TASK DESCRIPTION:
Please output the records below in full, exactly as given, but without the images.

SUPPLIED INFORMATION:

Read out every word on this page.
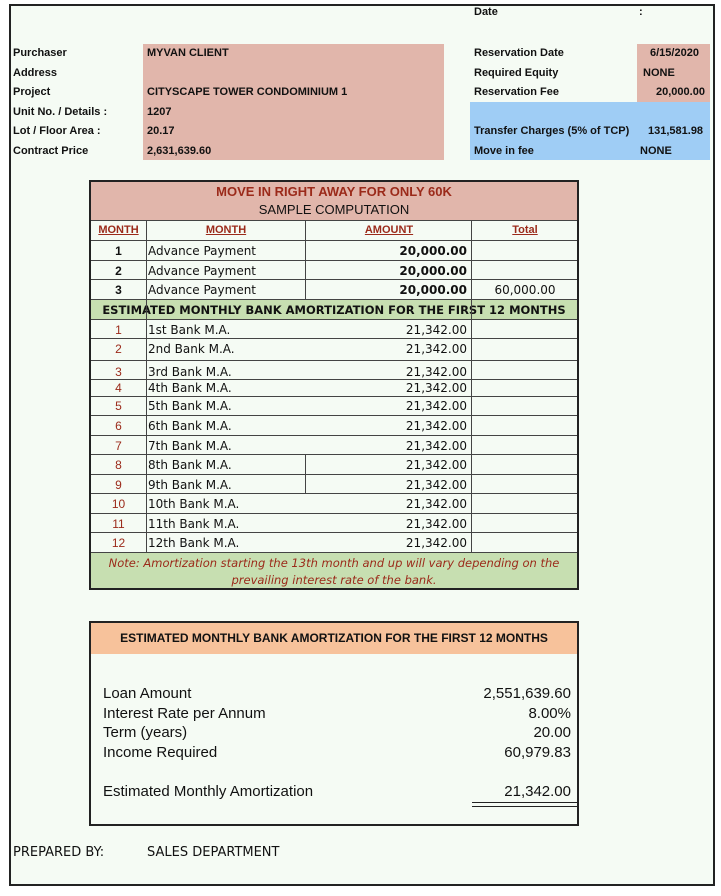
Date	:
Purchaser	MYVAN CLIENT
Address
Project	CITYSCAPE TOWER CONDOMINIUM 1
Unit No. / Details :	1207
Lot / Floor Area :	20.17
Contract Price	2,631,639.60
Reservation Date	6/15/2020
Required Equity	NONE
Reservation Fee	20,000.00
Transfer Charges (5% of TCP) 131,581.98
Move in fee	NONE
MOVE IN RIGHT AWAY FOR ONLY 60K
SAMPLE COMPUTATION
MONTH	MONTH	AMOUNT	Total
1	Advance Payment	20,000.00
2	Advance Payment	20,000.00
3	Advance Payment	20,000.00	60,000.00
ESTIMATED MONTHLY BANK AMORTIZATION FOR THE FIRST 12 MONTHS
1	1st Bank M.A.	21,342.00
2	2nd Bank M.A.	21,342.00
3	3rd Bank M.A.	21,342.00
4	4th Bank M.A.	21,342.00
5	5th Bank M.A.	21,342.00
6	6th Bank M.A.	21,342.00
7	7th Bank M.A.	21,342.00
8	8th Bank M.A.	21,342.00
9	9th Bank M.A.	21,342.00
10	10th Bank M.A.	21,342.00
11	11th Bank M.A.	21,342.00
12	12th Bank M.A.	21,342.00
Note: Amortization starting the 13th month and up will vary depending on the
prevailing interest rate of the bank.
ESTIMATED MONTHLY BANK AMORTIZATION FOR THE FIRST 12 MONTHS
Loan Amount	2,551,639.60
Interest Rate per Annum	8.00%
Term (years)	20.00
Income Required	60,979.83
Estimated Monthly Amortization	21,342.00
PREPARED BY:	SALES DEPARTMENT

RIGHT ANSWER:
Read out every word on this page.
Date	:
Purchaser	MYVAN CLIENT
Address
Project	CITYSCAPE TOWER CONDOMINIUM 1
Unit No. / Details :	1207
Lot / Floor Area :	20.17
Contract Price	2,631,639.60
Reservation Date	6/15/2020
Required Equity	NONE
Reservation Fee	20,000.00
Transfer Charges (5% of TCP) 131,581.98
Move in fee	NONE
MOVE IN RIGHT AWAY FOR ONLY 60K
SAMPLE COMPUTATION
MONTH	MONTH	AMOUNT	Total
1	Advance Payment	20,000.00
2	Advance Payment	20,000.00
3	Advance Payment	20,000.00	60,000.00
ESTIMATED MONTHLY BANK AMORTIZATION FOR THE FIRST 12 MONTHS
1	1st Bank M.A.	21,342.00
2	2nd Bank M.A.	21,342.00
3	3rd Bank M.A.	21,342.00
4	4th Bank M.A.	21,342.00
5	5th Bank M.A.	21,342.00
6	6th Bank M.A.	21,342.00
7	7th Bank M.A.	21,342.00
8	8th Bank M.A.	21,342.00
9	9th Bank M.A.	21,342.00
10	10th Bank M.A.	21,342.00
11	11th Bank M.A.	21,342.00
12	12th Bank M.A.	21,342.00
Note: Amortization starting the 13th month and up will vary depending on the
prevailing interest rate of the bank.
ESTIMATED MONTHLY BANK AMORTIZATION FOR THE FIRST 12 MONTHS
Loan Amount	2,551,639.60
Interest Rate per Annum	8.00%
Term (years)	20.00
Income Required	60,979.83
Estimated Monthly Amortization	21,342.00
PREPARED BY:	SALES DEPARTMENT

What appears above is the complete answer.